» WRITTEN REQUEST
Transcribe every line of the listing below without any deviation.

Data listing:
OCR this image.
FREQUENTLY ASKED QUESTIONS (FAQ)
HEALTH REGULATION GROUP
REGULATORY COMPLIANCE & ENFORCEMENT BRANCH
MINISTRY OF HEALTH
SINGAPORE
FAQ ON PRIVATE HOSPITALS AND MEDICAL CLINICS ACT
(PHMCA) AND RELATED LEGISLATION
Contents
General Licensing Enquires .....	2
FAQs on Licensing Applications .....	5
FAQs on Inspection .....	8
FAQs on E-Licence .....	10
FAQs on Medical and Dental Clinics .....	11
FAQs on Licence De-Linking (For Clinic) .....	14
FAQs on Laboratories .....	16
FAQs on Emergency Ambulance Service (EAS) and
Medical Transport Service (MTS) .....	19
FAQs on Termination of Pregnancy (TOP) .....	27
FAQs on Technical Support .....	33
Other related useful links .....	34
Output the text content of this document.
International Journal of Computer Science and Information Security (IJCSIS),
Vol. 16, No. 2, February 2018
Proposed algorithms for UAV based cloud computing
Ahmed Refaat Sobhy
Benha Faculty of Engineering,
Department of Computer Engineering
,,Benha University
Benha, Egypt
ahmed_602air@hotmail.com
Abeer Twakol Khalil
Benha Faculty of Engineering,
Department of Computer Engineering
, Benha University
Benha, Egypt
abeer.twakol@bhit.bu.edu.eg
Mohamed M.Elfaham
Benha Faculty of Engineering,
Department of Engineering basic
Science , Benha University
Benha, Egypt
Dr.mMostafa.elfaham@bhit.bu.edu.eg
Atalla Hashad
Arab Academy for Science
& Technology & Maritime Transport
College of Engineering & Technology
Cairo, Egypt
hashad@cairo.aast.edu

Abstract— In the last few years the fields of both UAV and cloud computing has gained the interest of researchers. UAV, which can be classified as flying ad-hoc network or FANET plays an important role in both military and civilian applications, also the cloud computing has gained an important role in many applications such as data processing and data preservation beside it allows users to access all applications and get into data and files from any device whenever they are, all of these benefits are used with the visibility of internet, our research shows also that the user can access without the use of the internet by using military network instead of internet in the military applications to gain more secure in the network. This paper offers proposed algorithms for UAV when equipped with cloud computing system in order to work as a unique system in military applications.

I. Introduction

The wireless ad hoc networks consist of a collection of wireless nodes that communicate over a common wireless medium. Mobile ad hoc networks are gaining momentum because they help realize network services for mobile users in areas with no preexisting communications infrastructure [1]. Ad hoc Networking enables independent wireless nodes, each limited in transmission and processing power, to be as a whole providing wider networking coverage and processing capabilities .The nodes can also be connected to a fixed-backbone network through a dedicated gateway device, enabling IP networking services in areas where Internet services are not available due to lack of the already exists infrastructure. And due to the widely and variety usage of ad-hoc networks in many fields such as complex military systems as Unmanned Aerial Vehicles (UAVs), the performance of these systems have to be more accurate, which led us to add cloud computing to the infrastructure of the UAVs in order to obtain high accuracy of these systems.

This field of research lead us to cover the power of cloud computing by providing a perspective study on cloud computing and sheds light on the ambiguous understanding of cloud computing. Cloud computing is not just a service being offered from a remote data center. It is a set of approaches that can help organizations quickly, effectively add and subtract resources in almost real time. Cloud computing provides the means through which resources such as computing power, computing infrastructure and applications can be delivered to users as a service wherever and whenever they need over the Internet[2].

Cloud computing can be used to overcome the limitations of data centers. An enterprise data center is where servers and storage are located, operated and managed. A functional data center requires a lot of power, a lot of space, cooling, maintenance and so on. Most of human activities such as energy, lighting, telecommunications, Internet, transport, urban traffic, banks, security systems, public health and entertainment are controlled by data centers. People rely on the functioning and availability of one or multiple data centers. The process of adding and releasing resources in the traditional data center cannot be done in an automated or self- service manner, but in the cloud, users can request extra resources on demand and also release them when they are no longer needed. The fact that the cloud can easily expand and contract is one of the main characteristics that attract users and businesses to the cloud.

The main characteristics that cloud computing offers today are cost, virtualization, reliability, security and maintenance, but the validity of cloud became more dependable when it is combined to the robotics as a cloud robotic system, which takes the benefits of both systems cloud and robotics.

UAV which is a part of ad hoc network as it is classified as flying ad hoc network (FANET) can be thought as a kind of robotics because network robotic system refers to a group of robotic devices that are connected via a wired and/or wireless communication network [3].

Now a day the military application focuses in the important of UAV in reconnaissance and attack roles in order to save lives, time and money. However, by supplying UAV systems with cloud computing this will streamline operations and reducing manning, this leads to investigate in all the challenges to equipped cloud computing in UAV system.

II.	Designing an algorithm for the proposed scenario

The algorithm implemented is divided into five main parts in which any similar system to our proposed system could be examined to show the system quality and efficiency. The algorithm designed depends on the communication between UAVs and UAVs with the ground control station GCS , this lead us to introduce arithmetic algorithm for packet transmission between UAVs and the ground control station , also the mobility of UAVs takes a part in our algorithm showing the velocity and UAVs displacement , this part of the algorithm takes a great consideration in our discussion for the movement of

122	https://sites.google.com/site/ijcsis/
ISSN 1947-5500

» OUTPUT BELOW
OCR this image.
FREQUENTLY ASKED QUESTIONS (FAQ)
HEALTH REGULATION GROUP
REGULATORY COMPLIANCE & ENFORCEMENT BRANCH
MINISTRY OF HEALTH
SINGAPORE
FAQ ON PRIVATE HOSPITALS AND MEDICAL CLINICS ACT
(PHMCA) AND RELATED LEGISLATION
Contents
General Licensing Enquires .....	2
FAQs on Licensing Applications .....	5
FAQs on Inspection .....	8
FAQs on E-Licence .....	10
FAQs on Medical and Dental Clinics .....	11
FAQs on Licence De-Linking (For Clinic) .....	14
FAQs on Laboratories .....	16
FAQs on Emergency Ambulance Service (EAS) and
Medical Transport Service (MTS) .....	19
FAQs on Termination of Pregnancy (TOP) .....	27
FAQs on Technical Support .....	33
Other related useful links .....	34
Output the text content of this document.
International Journal of Computer Science and Information Security (IJCSIS),
Vol. 16, No. 2, February 2018
Proposed algorithms for UAV based cloud computing
Ahmed Refaat Sobhy
Benha Faculty of Engineering,
Department of Computer Engineering
,,Benha University
Benha, Egypt
ahmed_602air@hotmail.com
Abeer Twakol Khalil
Benha Faculty of Engineering,
Department of Computer Engineering
, Benha University
Benha, Egypt
abeer.twakol@bhit.bu.edu.eg
Mohamed M.Elfaham
Benha Faculty of Engineering,
Department of Engineering basic
Science , Benha University
Benha, Egypt
Dr.mMostafa.elfaham@bhit.bu.edu.eg
Atalla Hashad
Arab Academy for Science
& Technology & Maritime Transport
College of Engineering & Technology
Cairo, Egypt
hashad@cairo.aast.edu

Abstract— In the last few years the fields of both UAV and cloud computing has gained the interest of researchers. UAV, which can be classified as flying ad-hoc network or FANET plays an important role in both military and civilian applications, also the cloud computing has gained an important role in many applications such as data processing and data preservation beside it allows users to access all applications and get into data and files from any device whenever they are, all of these benefits are used with the visibility of internet, our research shows also that the user can access without the use of the internet by using military network instead of internet in the military applications to gain more secure in the network. This paper offers proposed algorithms for UAV when equipped with cloud computing system in order to work as a unique system in military applications.

I. Introduction

The wireless ad hoc networks consist of a collection of wireless nodes that communicate over a common wireless medium. Mobile ad hoc networks are gaining momentum because they help realize network services for mobile users in areas with no preexisting communications infrastructure [1]. Ad hoc Networking enables independent wireless nodes, each limited in transmission and processing power, to be as a whole providing wider networking coverage and processing capabilities .The nodes can also be connected to a fixed-backbone network through a dedicated gateway device, enabling IP networking services in areas where Internet services are not available due to lack of the already exists infrastructure. And due to the widely and variety usage of ad-hoc networks in many fields such as complex military systems as Unmanned Aerial Vehicles (UAVs), the performance of these systems have to be more accurate, which led us to add cloud computing to the infrastructure of the UAVs in order to obtain high accuracy of these systems.

This field of research lead us to cover the power of cloud computing by providing a perspective study on cloud computing and sheds light on the ambiguous understanding of cloud computing. Cloud computing is not just a service being offered from a remote data center. It is a set of approaches that can help organizations quickly, effectively add and subtract resources in almost real time. Cloud computing provides the means through which resources such as computing power, computing infrastructure and applications can be delivered to users as a service wherever and whenever they need over the Internet[2].

Cloud computing can be used to overcome the limitations of data centers. An enterprise data center is where servers and storage are located, operated and managed. A functional data center requires a lot of power, a lot of space, cooling, maintenance and so on. Most of human activities such as energy, lighting, telecommunications, Internet, transport, urban traffic, banks, security systems, public health and entertainment are controlled by data centers. People rely on the functioning and availability of one or multiple data centers. The process of adding and releasing resources in the traditional data center cannot be done in an automated or self- service manner, but in the cloud, users can request extra resources on demand and also release them when they are no longer needed. The fact that the cloud can easily expand and contract is one of the main characteristics that attract users and businesses to the cloud.

The main characteristics that cloud computing offers today are cost, virtualization, reliability, security and maintenance, but the validity of cloud became more dependable when it is combined to the robotics as a cloud robotic system, which takes the benefits of both systems cloud and robotics.

UAV which is a part of ad hoc network as it is classified as flying ad hoc network (FANET) can be thought as a kind of robotics because network robotic system refers to a group of robotic devices that are connected via a wired and/or wireless communication network [3].

Now a day the military application focuses in the important of UAV in reconnaissance and attack roles in order to save lives, time and money. However, by supplying UAV systems with cloud computing this will streamline operations and reducing manning, this leads to investigate in all the challenges to equipped cloud computing in UAV system.

II.	Designing an algorithm for the proposed scenario

The algorithm implemented is divided into five main parts in which any similar system to our proposed system could be examined to show the system quality and efficiency. The algorithm designed depends on the communication between UAVs and UAVs with the ground control station GCS , this lead us to introduce arithmetic algorithm for packet transmission between UAVs and the ground control station , also the mobility of UAVs takes a part in our algorithm showing the velocity and UAVs displacement , this part of the algorithm takes a great consideration in our discussion for the movement of

122	https://sites.google.com/site/ijcsis/
ISSN 1947-5500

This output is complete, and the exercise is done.